-- Aim of the exercise --
From the entries, copy out every line in which the word "name" is found.

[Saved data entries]
#####

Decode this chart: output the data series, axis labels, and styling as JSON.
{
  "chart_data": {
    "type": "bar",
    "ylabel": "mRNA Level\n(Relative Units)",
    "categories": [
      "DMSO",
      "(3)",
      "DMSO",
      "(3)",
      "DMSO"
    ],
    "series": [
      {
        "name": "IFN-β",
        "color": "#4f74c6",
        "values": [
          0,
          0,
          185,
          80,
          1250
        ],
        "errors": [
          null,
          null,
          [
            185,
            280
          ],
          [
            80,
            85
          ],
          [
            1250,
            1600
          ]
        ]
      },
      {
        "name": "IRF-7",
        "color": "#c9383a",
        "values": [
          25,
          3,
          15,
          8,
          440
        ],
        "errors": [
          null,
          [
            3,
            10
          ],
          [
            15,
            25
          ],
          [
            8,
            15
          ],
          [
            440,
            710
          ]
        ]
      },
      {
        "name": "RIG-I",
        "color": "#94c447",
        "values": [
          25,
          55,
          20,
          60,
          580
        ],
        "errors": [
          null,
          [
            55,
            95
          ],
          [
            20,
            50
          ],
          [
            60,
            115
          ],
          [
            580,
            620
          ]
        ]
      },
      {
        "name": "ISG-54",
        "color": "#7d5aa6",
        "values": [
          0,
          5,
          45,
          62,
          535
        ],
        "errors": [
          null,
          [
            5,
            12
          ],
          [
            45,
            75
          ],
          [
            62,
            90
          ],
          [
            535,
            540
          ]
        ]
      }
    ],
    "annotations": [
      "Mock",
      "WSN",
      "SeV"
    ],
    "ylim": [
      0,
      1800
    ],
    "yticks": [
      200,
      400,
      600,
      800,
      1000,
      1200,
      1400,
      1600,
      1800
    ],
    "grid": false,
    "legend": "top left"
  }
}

#####

-- Result of this exercise --
        "name": "IFN-β",
        "name": "IRF-7",
        "name": "RIG-I",
        "name": "ISG-54",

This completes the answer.